Copy every one of the rows below without changing anything in them.
* * * * * * * * *
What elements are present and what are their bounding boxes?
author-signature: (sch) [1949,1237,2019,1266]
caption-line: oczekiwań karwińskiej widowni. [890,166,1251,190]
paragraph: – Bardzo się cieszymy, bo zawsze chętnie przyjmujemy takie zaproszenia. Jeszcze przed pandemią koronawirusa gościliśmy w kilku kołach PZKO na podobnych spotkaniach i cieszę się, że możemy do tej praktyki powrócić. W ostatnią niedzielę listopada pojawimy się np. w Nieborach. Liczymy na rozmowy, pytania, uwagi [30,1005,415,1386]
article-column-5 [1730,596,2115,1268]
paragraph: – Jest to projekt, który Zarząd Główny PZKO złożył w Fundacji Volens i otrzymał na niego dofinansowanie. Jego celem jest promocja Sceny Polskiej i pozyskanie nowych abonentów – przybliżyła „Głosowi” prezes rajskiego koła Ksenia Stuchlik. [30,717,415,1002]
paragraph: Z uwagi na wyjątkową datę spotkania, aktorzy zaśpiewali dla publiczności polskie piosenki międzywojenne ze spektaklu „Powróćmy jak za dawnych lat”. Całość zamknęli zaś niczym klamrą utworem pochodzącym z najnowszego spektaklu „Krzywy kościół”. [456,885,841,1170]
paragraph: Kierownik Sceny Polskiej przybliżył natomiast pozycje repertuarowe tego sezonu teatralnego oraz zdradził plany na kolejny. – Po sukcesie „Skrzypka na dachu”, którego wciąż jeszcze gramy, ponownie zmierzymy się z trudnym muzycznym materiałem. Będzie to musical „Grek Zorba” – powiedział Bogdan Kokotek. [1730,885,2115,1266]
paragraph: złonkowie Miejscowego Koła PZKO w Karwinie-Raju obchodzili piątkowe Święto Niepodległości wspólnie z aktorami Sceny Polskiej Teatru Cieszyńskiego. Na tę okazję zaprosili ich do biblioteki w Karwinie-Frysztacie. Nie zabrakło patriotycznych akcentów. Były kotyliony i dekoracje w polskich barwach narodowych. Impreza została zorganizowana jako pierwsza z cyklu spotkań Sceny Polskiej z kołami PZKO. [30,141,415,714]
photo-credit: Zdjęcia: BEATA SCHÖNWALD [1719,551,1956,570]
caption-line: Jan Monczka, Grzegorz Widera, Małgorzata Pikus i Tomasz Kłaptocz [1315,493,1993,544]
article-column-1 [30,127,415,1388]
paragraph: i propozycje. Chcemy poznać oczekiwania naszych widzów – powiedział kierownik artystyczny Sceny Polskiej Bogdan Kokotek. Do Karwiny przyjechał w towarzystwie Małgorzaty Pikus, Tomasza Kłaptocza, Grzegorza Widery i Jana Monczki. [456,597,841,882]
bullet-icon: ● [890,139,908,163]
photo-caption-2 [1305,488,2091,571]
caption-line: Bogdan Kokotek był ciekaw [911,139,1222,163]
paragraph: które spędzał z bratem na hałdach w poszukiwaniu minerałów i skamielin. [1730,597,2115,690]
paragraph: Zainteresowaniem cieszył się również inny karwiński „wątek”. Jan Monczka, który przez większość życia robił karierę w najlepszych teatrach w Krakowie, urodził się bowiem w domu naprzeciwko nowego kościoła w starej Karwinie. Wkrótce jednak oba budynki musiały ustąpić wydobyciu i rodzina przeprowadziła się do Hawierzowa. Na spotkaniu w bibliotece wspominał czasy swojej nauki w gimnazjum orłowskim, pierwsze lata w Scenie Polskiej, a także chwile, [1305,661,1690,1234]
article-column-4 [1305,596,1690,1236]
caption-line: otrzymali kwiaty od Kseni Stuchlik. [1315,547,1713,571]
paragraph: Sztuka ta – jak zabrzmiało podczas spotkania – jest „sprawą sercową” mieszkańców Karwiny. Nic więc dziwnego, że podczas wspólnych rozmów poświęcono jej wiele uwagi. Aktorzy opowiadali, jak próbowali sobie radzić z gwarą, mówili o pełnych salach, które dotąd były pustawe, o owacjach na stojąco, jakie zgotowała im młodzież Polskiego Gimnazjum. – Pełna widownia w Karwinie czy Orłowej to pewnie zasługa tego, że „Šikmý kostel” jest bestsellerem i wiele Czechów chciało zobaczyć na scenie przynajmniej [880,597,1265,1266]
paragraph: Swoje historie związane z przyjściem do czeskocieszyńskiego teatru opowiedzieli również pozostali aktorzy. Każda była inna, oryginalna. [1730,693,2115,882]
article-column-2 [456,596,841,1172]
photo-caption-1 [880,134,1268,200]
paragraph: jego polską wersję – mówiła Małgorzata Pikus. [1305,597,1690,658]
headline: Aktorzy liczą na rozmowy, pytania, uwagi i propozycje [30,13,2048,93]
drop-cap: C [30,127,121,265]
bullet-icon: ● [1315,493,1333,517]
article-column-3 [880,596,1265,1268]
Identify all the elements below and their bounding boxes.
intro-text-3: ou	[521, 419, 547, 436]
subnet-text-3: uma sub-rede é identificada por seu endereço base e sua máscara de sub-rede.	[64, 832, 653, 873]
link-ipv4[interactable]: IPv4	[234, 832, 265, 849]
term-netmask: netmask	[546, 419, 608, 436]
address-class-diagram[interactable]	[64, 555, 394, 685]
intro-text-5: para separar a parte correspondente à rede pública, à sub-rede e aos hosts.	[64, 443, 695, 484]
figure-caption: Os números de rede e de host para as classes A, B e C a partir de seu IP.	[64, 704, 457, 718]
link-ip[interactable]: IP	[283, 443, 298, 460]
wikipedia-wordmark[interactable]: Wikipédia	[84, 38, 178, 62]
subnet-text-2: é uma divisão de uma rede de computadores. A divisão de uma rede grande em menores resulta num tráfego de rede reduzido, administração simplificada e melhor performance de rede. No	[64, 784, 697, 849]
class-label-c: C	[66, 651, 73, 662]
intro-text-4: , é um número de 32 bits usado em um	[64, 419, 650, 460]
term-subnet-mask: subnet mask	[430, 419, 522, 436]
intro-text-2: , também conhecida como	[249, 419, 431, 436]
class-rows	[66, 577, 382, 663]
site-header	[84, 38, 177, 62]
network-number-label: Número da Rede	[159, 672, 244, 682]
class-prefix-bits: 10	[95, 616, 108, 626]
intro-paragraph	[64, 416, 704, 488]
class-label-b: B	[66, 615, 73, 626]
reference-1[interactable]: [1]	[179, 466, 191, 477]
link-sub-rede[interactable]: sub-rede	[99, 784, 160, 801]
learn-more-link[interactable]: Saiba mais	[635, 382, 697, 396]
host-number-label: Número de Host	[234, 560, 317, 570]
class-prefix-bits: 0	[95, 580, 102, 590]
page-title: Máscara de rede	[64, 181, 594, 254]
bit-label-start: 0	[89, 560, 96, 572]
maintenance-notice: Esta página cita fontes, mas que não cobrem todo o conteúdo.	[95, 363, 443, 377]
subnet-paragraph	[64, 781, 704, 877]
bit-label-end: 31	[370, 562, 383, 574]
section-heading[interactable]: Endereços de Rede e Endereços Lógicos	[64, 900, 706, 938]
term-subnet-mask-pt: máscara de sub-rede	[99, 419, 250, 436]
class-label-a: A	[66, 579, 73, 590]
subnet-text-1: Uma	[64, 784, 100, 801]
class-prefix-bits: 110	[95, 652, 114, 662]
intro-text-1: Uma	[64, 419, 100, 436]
* * * * * * * * *
### [The answer]
What elements are present and what are their bounding boxes?
author-signature: (sch) [1949,1237,2019,1266]
caption-line: oczekiwań karwińskiej widowni. [890,166,1251,190]
paragraph: – Bardzo się cieszymy, bo zawsze chętnie przyjmujemy takie zaproszenia. Jeszcze przed pandemią koronawirusa gościliśmy w kilku kołach PZKO na podobnych spotkaniach i cieszę się, że możemy do tej praktyki powrócić. W ostatnią niedzielę listopada pojawimy się np. w Nieborach. Liczymy na rozmowy, pytania, uwagi [30,1005,415,1386]
article-column-5 [1730,596,2115,1268]
paragraph: – Jest to projekt, który Zarząd Główny PZKO złożył w Fundacji Volens i otrzymał na niego dofinansowanie. Jego celem jest promocja Sceny Polskiej i pozyskanie nowych abonentów – przybliżyła „Głosowi” prezes rajskiego koła Ksenia Stuchlik. [30,717,415,1002]
paragraph: Z uwagi na wyjątkową datę spotkania, aktorzy zaśpiewali dla publiczności polskie piosenki międzywojenne ze spektaklu „Powróćmy jak za dawnych lat”. Całość zamknęli zaś niczym klamrą utworem pochodzącym z najnowszego spektaklu „Krzywy kościół”. [456,885,841,1170]
paragraph: Kierownik Sceny Polskiej przybliżył natomiast pozycje repertuarowe tego sezonu teatralnego oraz zdradził plany na kolejny. – Po sukcesie „Skrzypka na dachu”, którego wciąż jeszcze gramy, ponownie zmierzymy się z trudnym muzycznym materiałem. Będzie to musical „Grek Zorba” – powiedział Bogdan Kokotek. [1730,885,2115,1266]
paragraph: złonkowie Miejscowego Koła PZKO w Karwinie-Raju obchodzili piątkowe Święto Niepodległości wspólnie z aktorami Sceny Polskiej Teatru Cieszyńskiego. Na tę okazję zaprosili ich do biblioteki w Karwinie-Frysztacie. Nie zabrakło patriotycznych akcentów. Były kotyliony i dekoracje w polskich barwach narodowych. Impreza została zorganizowana jako pierwsza z cyklu spotkań Sceny Polskiej z kołami PZKO. [30,141,415,714]
photo-credit: Zdjęcia: BEATA SCHÖNWALD [1719,551,1956,570]
caption-line: Jan Monczka, Grzegorz Widera, Małgorzata Pikus i Tomasz Kłaptocz [1315,493,1993,544]
article-column-1 [30,127,415,1388]
paragraph: i propozycje. Chcemy poznać oczekiwania naszych widzów – powiedział kierownik artystyczny Sceny Polskiej Bogdan Kokotek. Do Karwiny przyjechał w towarzystwie Małgorzaty Pikus, Tomasza Kłaptocza, Grzegorza Widery i Jana Monczki. [456,597,841,882]
bullet-icon: ● [890,139,908,163]
photo-caption-2 [1305,488,2091,571]
caption-line: Bogdan Kokotek był ciekaw [911,139,1222,163]
paragraph: które spędzał z bratem na hałdach w poszukiwaniu minerałów i skamielin. [1730,597,2115,690]
paragraph: Zainteresowaniem cieszył się również inny karwiński „wątek”. Jan Monczka, który przez większość życia robił karierę w najlepszych teatrach w Krakowie, urodził się bowiem w domu naprzeciwko nowego kościoła w starej Karwinie. Wkrótce jednak oba budynki musiały ustąpić wydobyciu i rodzina przeprowadziła się do Hawierzowa. Na spotkaniu w bibliotece wspominał czasy swojej nauki w gimnazjum orłowskim, pierwsze lata w Scenie Polskiej, a także chwile, [1305,661,1690,1234]
article-column-4 [1305,596,1690,1236]
caption-line: otrzymali kwiaty od Kseni Stuchlik. [1315,547,1713,571]
paragraph: Sztuka ta – jak zabrzmiało podczas spotkania – jest „sprawą sercową” mieszkańców Karwiny. Nic więc dziwnego, że podczas wspólnych rozmów poświęcono jej wiele uwagi. Aktorzy opowiadali, jak próbowali sobie radzić z gwarą, mówili o pełnych salach, które dotąd były pustawe, o owacjach na stojąco, jakie zgotowała im młodzież Polskiego Gimnazjum. – Pełna widownia w Karwinie czy Orłowej to pewnie zasługa tego, że „Šikmý kostel” jest bestsellerem i wiele Czechów chciało zobaczyć na scenie przynajmniej [880,597,1265,1266]
paragraph: Swoje historie związane z przyjściem do czeskocieszyńskiego teatru opowiedzieli również pozostali aktorzy. Każda była inna, oryginalna. [1730,693,2115,882]
article-column-2 [456,596,841,1172]
photo-caption-1 [880,134,1268,200]
paragraph: jego polską wersję – mówiła Małgorzata Pikus. [1305,597,1690,658]
headline: Aktorzy liczą na rozmowy, pytania, uwagi i propozycje [30,13,2048,93]
drop-cap: C [30,127,121,265]
bullet-icon: ● [1315,493,1333,517]
article-column-3 [880,596,1265,1268]
Identify all the elements below and their bounding boxes.
intro-text-3: ou	[521, 419, 547, 436]
subnet-text-3: uma sub-rede é identificada por seu endereço base e sua máscara de sub-rede.	[64, 832, 653, 873]
link-ipv4[interactable]: IPv4	[234, 832, 265, 849]
term-netmask: netmask	[546, 419, 608, 436]
address-class-diagram[interactable]	[64, 555, 394, 685]
intro-text-5: para separar a parte correspondente à rede pública, à sub-rede e aos hosts.	[64, 443, 695, 484]
figure-caption: Os números de rede e de host para as classes A, B e C a partir de seu IP.	[64, 704, 457, 718]
link-ip[interactable]: IP	[283, 443, 298, 460]
wikipedia-wordmark[interactable]: Wikipédia	[84, 38, 178, 62]
subnet-text-2: é uma divisão de uma rede de computadores. A divisão de uma rede grande em menores resulta num tráfego de rede reduzido, administração simplificada e melhor performance de rede. No	[64, 784, 697, 849]
class-label-c: C	[66, 651, 73, 662]
intro-text-4: , é um número de 32 bits usado em um	[64, 419, 650, 460]
term-subnet-mask: subnet mask	[430, 419, 522, 436]
intro-text-2: , também conhecida como	[249, 419, 431, 436]
class-rows	[66, 577, 382, 663]
site-header	[84, 38, 177, 62]
network-number-label: Número da Rede	[159, 672, 244, 682]
class-prefix-bits: 10	[95, 616, 108, 626]
intro-paragraph	[64, 416, 704, 488]
class-label-b: B	[66, 615, 73, 626]
reference-1[interactable]: [1]	[179, 466, 191, 477]
link-sub-rede[interactable]: sub-rede	[99, 784, 160, 801]
learn-more-link[interactable]: Saiba mais	[635, 382, 697, 396]
host-number-label: Número de Host	[234, 560, 317, 570]
class-prefix-bits: 0	[95, 580, 102, 590]
page-title: Máscara de rede	[64, 181, 594, 254]
bit-label-start: 0	[89, 560, 96, 572]
maintenance-notice: Esta página cita fontes, mas que não cobrem todo o conteúdo.	[95, 363, 443, 377]
subnet-paragraph	[64, 781, 704, 877]
bit-label-end: 31	[370, 562, 383, 574]
section-heading[interactable]: Endereços de Rede e Endereços Lógicos	[64, 900, 706, 938]
term-subnet-mask-pt: máscara de sub-rede	[99, 419, 250, 436]
class-label-a: A	[66, 579, 73, 590]
subnet-text-1: Uma	[64, 784, 100, 801]
class-prefix-bits: 110	[95, 652, 114, 662]
intro-text-1: Uma	[64, 419, 100, 436]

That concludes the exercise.